#### INSTRUCTION
Go through the material and pull out every line with the string "写在本试卷上无效" in it.

#### SUPPLIED RECORDS
--------

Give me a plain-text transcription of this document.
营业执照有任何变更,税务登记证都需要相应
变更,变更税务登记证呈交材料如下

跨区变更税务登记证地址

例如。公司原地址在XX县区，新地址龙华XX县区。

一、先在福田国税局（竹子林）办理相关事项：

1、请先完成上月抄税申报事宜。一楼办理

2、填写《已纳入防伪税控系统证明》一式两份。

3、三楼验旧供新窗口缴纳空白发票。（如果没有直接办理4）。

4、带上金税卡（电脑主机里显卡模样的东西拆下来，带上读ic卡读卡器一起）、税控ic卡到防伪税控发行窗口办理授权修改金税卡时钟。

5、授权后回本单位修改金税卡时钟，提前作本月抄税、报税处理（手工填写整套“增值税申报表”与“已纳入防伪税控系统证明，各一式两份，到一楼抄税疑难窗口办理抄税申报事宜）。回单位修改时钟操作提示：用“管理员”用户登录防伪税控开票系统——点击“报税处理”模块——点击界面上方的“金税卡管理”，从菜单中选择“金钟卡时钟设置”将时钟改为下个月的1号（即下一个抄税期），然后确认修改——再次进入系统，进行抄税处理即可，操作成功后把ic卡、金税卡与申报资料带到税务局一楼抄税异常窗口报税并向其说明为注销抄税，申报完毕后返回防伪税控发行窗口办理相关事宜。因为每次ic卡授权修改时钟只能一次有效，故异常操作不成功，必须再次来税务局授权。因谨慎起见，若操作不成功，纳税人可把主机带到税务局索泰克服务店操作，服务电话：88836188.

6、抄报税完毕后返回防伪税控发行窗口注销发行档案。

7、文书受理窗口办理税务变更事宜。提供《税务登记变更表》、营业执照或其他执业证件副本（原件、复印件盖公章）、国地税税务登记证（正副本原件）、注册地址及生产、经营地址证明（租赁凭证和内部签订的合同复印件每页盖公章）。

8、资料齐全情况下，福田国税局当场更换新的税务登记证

--------

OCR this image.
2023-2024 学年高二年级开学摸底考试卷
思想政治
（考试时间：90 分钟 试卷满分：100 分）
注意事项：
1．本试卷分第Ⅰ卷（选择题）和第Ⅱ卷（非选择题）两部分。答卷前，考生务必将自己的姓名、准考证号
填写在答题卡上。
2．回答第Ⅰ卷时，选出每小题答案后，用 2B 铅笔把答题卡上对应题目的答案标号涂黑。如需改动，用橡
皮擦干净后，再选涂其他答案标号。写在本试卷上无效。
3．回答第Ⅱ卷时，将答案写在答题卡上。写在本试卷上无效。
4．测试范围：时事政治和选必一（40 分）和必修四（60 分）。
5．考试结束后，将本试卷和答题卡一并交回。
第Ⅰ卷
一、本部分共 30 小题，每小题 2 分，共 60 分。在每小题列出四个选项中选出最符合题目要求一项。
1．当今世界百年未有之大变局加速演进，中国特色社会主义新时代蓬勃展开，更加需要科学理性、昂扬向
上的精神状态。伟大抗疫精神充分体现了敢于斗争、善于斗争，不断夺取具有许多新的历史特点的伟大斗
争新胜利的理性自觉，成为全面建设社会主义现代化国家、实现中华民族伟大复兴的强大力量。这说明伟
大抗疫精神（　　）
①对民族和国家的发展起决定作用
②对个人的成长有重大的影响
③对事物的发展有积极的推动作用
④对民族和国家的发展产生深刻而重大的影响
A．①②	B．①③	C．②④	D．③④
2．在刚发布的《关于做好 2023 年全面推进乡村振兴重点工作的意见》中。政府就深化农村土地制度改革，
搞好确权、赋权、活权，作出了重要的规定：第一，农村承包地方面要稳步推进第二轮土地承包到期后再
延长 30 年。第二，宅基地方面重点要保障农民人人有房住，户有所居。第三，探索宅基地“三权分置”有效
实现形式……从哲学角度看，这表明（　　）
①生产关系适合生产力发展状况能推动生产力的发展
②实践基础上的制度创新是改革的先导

--------

#### EXERCISE ANSWER
皮擦干净后，再选涂其他答案标号。写在本试卷上无效。
3．回答第Ⅱ卷时，将答案写在答题卡上。写在本试卷上无效。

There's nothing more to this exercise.